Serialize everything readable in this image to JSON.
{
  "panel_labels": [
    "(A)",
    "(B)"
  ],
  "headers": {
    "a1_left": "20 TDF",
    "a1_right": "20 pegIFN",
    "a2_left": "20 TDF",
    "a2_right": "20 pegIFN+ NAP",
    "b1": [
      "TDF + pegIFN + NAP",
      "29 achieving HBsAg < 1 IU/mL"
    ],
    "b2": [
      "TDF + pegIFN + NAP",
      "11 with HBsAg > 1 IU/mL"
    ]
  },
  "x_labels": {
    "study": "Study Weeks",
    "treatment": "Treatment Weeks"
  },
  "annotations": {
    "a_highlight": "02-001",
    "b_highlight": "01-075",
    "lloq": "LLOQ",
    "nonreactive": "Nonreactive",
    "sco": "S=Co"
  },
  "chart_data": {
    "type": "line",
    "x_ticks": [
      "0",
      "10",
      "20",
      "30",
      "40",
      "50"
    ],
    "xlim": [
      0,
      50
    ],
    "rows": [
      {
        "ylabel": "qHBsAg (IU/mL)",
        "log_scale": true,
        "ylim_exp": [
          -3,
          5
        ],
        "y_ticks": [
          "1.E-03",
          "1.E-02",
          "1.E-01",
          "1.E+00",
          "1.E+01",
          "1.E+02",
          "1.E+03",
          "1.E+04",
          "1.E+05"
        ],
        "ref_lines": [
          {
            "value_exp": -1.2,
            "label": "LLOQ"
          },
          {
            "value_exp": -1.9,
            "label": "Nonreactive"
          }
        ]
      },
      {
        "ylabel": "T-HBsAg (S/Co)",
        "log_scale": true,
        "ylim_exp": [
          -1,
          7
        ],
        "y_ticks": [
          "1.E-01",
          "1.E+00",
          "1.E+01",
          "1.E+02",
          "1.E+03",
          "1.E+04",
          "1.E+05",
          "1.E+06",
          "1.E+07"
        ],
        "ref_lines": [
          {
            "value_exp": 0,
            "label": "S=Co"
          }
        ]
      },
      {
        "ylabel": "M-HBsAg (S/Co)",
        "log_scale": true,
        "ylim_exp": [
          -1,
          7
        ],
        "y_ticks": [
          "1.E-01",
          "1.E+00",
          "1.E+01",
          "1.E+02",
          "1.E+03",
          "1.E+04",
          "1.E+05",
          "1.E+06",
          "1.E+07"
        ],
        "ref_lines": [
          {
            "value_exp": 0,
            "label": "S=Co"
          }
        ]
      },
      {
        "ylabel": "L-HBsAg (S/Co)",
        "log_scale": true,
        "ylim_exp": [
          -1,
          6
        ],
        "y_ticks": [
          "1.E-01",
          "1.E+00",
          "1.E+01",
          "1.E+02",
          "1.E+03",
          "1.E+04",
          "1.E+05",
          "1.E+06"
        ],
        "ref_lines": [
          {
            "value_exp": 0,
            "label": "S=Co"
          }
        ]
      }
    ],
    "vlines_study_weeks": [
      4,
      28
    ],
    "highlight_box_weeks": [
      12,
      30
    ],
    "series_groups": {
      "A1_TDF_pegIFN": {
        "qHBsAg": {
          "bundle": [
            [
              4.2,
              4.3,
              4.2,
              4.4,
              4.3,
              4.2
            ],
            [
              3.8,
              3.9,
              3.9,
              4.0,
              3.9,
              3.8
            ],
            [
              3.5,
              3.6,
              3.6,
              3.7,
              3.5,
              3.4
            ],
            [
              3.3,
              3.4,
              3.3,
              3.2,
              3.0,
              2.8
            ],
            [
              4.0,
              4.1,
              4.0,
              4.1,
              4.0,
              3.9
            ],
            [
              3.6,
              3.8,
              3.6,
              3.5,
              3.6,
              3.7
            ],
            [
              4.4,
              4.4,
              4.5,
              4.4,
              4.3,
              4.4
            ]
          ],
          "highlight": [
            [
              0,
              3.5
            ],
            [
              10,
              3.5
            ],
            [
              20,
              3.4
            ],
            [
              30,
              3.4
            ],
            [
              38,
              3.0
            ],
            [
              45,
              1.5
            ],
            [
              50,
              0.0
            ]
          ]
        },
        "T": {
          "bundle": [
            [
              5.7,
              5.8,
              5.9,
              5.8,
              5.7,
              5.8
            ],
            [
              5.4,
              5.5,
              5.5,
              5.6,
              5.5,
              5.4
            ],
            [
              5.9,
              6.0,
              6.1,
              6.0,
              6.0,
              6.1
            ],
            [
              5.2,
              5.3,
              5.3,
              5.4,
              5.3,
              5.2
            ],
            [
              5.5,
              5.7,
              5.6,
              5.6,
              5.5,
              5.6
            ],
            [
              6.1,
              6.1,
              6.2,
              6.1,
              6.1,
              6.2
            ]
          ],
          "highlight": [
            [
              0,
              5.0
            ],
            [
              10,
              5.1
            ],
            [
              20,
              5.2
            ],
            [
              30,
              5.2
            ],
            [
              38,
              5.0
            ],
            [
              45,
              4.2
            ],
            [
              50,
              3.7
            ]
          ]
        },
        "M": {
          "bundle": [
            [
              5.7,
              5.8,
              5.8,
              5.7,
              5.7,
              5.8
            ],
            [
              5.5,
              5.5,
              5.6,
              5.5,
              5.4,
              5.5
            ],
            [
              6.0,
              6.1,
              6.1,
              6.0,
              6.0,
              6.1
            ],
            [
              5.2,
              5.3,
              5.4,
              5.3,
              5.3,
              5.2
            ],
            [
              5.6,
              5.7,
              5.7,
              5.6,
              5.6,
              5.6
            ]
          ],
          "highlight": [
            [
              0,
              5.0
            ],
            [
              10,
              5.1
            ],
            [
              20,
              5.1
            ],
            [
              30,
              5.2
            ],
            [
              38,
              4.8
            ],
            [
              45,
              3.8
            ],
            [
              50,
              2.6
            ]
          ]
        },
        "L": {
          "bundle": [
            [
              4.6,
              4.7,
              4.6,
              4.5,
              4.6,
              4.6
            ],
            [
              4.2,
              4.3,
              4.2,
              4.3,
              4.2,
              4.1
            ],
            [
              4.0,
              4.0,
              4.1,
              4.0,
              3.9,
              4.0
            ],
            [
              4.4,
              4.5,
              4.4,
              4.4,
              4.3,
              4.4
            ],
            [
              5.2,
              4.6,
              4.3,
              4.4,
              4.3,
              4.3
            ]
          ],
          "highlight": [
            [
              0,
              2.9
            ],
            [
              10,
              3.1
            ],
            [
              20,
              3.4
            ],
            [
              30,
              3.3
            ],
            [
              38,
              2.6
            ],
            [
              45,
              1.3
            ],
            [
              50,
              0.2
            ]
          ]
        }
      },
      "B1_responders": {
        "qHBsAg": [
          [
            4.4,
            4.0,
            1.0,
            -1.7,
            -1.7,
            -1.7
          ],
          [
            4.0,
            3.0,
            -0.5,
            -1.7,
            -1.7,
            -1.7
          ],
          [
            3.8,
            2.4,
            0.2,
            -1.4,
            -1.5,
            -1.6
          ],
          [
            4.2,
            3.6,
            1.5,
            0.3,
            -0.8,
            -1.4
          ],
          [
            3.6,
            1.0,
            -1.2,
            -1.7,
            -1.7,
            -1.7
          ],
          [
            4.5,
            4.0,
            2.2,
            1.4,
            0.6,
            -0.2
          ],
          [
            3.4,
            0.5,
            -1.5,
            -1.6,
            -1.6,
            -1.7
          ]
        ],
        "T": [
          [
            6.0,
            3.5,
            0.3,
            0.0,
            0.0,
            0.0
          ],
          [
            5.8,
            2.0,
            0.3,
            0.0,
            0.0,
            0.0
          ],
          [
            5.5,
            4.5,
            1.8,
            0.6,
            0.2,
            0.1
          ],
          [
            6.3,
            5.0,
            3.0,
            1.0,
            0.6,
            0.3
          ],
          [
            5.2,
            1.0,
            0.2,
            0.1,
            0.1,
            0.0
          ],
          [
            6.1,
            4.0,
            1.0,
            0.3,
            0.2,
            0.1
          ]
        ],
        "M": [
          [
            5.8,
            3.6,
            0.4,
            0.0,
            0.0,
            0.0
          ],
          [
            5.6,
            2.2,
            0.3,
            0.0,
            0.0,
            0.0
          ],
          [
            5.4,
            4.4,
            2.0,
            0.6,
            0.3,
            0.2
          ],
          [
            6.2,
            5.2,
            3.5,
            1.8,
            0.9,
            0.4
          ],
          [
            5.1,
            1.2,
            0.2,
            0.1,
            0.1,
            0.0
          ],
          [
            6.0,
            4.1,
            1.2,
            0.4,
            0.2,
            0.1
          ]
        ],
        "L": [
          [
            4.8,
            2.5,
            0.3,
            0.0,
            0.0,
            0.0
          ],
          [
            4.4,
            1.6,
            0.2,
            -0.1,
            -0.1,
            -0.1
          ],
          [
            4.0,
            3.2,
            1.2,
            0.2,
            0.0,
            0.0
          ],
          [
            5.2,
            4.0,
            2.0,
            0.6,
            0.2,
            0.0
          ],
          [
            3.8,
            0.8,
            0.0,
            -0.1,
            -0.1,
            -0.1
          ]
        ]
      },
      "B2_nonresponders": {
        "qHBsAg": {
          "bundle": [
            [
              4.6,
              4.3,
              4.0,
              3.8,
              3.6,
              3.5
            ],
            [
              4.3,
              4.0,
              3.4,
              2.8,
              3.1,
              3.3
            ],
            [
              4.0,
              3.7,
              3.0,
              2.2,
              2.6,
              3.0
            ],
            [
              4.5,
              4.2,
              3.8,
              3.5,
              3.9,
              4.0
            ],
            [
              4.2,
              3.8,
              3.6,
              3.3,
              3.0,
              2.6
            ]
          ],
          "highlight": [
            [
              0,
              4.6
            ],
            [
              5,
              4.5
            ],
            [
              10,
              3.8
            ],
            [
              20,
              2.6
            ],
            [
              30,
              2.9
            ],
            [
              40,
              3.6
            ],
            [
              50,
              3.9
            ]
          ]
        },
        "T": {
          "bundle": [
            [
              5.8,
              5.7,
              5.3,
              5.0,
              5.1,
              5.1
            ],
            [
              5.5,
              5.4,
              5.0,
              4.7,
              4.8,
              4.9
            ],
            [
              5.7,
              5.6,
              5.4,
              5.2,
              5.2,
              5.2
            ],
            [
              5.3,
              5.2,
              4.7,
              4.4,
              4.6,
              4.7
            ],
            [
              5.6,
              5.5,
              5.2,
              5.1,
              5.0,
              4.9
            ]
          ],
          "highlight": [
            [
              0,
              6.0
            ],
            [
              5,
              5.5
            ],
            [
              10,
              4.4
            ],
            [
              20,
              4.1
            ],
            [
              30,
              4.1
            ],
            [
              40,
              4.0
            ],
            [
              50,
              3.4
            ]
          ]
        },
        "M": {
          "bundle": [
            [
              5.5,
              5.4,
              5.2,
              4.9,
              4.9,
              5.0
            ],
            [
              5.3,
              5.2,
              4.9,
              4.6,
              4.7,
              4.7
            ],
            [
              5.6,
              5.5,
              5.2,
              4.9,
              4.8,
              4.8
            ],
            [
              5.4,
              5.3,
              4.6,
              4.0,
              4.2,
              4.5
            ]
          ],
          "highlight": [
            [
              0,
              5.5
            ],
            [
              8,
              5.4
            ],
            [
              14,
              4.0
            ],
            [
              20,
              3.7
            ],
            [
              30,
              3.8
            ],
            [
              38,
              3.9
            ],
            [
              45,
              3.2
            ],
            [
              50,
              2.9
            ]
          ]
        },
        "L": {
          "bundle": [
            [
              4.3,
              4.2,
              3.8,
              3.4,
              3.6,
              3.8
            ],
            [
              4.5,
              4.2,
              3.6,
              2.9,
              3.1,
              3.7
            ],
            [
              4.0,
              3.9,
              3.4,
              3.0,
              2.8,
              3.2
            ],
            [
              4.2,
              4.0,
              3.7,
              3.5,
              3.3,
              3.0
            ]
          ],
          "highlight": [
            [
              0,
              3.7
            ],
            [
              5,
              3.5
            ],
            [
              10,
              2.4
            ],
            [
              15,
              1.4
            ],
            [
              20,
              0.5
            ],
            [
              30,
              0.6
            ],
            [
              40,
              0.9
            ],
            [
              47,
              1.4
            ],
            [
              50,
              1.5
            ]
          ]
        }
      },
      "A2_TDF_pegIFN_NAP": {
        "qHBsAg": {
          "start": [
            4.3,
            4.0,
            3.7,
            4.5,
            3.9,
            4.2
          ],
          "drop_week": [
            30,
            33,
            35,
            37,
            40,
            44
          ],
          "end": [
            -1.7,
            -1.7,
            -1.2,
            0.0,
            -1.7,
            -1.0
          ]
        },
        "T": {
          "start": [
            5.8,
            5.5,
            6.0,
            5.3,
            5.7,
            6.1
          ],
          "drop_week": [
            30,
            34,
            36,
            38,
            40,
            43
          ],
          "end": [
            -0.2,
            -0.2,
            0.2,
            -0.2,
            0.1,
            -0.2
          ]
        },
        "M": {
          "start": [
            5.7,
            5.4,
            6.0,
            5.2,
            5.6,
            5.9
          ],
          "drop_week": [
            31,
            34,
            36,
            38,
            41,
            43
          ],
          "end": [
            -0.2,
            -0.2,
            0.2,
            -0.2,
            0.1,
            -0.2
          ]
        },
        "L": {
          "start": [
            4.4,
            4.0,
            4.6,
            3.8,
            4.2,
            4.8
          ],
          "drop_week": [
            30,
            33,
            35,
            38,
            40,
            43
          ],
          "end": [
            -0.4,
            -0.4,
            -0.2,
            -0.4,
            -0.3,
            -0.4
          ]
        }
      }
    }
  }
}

● WRITTEN EXERCISE: Count the lines of the material that include the word "ylabel", then report only the total.

● OUTPUT OF THE EXERCISE: 4